Provided records:
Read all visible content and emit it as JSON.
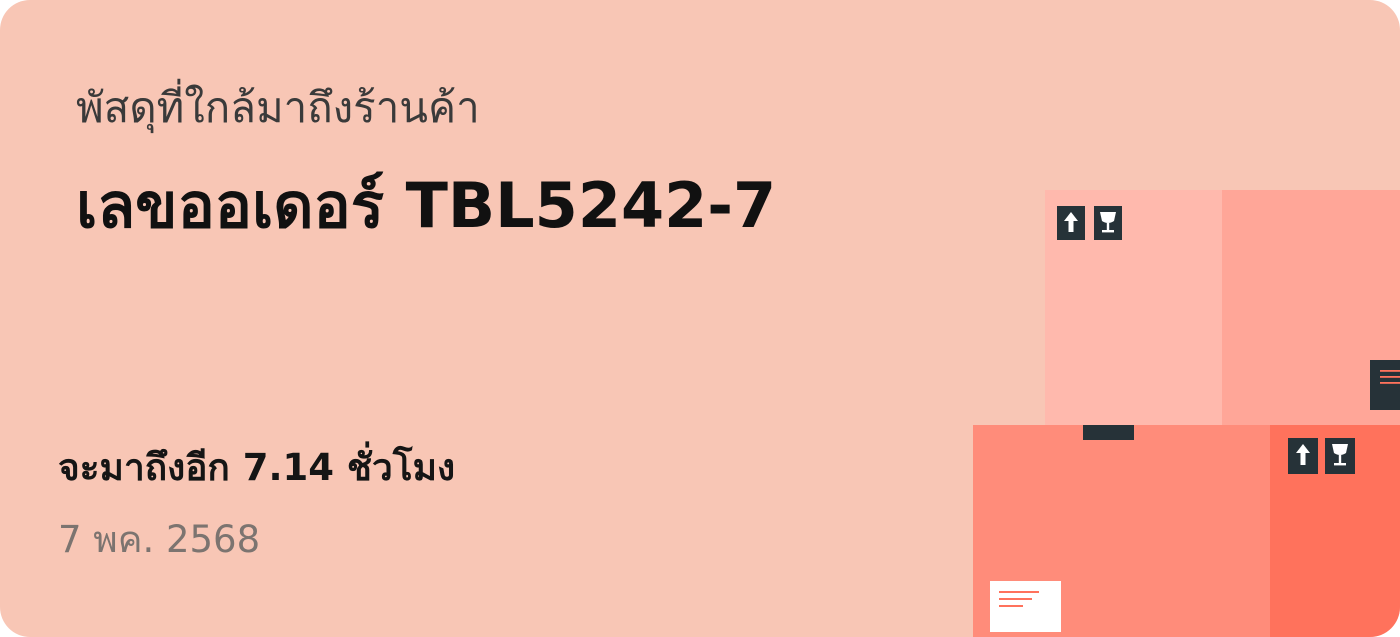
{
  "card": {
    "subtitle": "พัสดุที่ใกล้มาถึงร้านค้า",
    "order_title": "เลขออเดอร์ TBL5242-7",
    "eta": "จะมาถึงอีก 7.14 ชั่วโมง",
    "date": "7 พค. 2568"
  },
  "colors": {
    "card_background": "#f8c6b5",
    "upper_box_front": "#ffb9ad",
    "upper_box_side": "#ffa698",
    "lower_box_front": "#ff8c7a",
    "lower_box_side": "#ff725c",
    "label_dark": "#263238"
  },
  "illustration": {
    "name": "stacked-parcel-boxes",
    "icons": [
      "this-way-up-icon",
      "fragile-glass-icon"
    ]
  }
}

What is needed: Quote the entries above word for word. Leave the images out.

Result for this exercise:
Read all visible content and emit it as JSON.
{
  "card": {
    "subtitle": "พัสดุที่ใกล้มาถึงร้านค้า",
    "order_title": "เลขออเดอร์ TBL5242-7",
    "eta": "จะมาถึงอีก 7.14 ชั่วโมง",
    "date": "7 พค. 2568"
  },
  "colors": {
    "card_background": "#f8c6b5",
    "upper_box_front": "#ffb9ad",
    "upper_box_side": "#ffa698",
    "lower_box_front": "#ff8c7a",
    "lower_box_side": "#ff725c",
    "label_dark": "#263238"
  },
  "illustration": {
    "name": "stacked-parcel-boxes",
    "icons": [
      "this-way-up-icon",
      "fragile-glass-icon"
    ]
  }
}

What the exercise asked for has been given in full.